● **Data**:
^^^^^^^^

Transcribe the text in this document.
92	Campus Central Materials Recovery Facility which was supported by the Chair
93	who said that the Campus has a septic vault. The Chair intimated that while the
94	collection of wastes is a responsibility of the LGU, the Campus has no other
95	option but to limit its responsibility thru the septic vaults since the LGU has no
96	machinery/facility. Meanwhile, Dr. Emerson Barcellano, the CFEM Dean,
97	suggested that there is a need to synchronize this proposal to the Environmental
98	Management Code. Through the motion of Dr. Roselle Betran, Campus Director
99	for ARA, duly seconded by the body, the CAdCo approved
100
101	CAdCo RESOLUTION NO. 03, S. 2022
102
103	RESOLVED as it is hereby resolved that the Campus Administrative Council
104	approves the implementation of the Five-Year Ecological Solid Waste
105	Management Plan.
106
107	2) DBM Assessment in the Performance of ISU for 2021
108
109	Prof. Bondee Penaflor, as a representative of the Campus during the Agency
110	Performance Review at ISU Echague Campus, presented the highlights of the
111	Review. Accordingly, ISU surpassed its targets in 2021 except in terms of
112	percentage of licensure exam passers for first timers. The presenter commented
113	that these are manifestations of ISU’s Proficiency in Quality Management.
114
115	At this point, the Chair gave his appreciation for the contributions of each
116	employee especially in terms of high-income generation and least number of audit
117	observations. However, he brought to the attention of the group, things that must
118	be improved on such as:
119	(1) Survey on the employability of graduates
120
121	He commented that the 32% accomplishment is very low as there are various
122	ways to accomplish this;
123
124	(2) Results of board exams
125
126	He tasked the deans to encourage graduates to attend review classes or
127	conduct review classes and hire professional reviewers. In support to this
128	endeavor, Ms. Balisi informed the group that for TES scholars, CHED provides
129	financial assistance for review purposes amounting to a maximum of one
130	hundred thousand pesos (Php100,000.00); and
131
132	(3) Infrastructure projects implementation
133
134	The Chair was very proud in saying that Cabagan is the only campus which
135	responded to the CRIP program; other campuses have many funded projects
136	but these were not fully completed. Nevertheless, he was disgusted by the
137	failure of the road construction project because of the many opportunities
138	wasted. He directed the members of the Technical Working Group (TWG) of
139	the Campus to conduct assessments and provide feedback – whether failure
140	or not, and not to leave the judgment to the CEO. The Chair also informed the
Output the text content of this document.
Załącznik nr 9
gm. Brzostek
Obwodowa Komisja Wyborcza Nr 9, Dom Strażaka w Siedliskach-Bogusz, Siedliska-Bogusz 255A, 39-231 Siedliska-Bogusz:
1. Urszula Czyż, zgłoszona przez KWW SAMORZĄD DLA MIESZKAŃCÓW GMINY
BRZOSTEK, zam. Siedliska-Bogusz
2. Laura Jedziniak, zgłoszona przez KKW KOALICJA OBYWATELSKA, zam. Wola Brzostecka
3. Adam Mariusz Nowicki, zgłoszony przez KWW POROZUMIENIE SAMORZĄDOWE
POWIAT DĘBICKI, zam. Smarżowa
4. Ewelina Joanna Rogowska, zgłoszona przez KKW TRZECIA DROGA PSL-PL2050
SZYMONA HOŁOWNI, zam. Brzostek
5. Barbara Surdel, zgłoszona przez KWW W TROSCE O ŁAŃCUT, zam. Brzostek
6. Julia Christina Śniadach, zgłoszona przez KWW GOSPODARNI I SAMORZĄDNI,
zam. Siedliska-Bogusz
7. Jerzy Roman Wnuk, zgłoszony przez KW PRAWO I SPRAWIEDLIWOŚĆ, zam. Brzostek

^^^^^^^^

● **Task to carry out**: Output each record exactly, leaving nothing out.

● **Written answer**:
Transcribe the text in this document.
92	Campus Central Materials Recovery Facility which was supported by the Chair
93	who said that the Campus has a septic vault. The Chair intimated that while the
94	collection of wastes is a responsibility of the LGU, the Campus has no other
95	option but to limit its responsibility thru the septic vaults since the LGU has no
96	machinery/facility. Meanwhile, Dr. Emerson Barcellano, the CFEM Dean,
97	suggested that there is a need to synchronize this proposal to the Environmental
98	Management Code. Through the motion of Dr. Roselle Betran, Campus Director
99	for ARA, duly seconded by the body, the CAdCo approved
100
101	CAdCo RESOLUTION NO. 03, S. 2022
102
103	RESOLVED as it is hereby resolved that the Campus Administrative Council
104	approves the implementation of the Five-Year Ecological Solid Waste
105	Management Plan.
106
107	2) DBM Assessment in the Performance of ISU for 2021
108
109	Prof. Bondee Penaflor, as a representative of the Campus during the Agency
110	Performance Review at ISU Echague Campus, presented the highlights of the
111	Review. Accordingly, ISU surpassed its targets in 2021 except in terms of
112	percentage of licensure exam passers for first timers. The presenter commented
113	that these are manifestations of ISU’s Proficiency in Quality Management.
114
115	At this point, the Chair gave his appreciation for the contributions of each
116	employee especially in terms of high-income generation and least number of audit
117	observations. However, he brought to the attention of the group, things that must
118	be improved on such as:
119	(1) Survey on the employability of graduates
120
121	He commented that the 32% accomplishment is very low as there are various
122	ways to accomplish this;
123
124	(2) Results of board exams
125
126	He tasked the deans to encourage graduates to attend review classes or
127	conduct review classes and hire professional reviewers. In support to this
128	endeavor, Ms. Balisi informed the group that for TES scholars, CHED provides
129	financial assistance for review purposes amounting to a maximum of one
130	hundred thousand pesos (Php100,000.00); and
131
132	(3) Infrastructure projects implementation
133
134	The Chair was very proud in saying that Cabagan is the only campus which
135	responded to the CRIP program; other campuses have many funded projects
136	but these were not fully completed. Nevertheless, he was disgusted by the
137	failure of the road construction project because of the many opportunities
138	wasted. He directed the members of the Technical Working Group (TWG) of
139	the Campus to conduct assessments and provide feedback – whether failure
140	or not, and not to leave the judgment to the CEO. The Chair also informed the
Output the text content of this document.
Załącznik nr 9
gm. Brzostek
Obwodowa Komisja Wyborcza Nr 9, Dom Strażaka w Siedliskach-Bogusz, Siedliska-Bogusz 255A, 39-231 Siedliska-Bogusz:
1. Urszula Czyż, zgłoszona przez KWW SAMORZĄD DLA MIESZKAŃCÓW GMINY
BRZOSTEK, zam. Siedliska-Bogusz
2. Laura Jedziniak, zgłoszona przez KKW KOALICJA OBYWATELSKA, zam. Wola Brzostecka
3. Adam Mariusz Nowicki, zgłoszony przez KWW POROZUMIENIE SAMORZĄDOWE
POWIAT DĘBICKI, zam. Smarżowa
4. Ewelina Joanna Rogowska, zgłoszona przez KKW TRZECIA DROGA PSL-PL2050
SZYMONA HOŁOWNI, zam. Brzostek
5. Barbara Surdel, zgłoszona przez KWW W TROSCE O ŁAŃCUT, zam. Brzostek
6. Julia Christina Śniadach, zgłoszona przez KWW GOSPODARNI I SAMORZĄDNI,
zam. Siedliska-Bogusz
7. Jerzy Roman Wnuk, zgłoszony przez KW PRAWO I SPRAWIEDLIWOŚĆ, zam. Brzostek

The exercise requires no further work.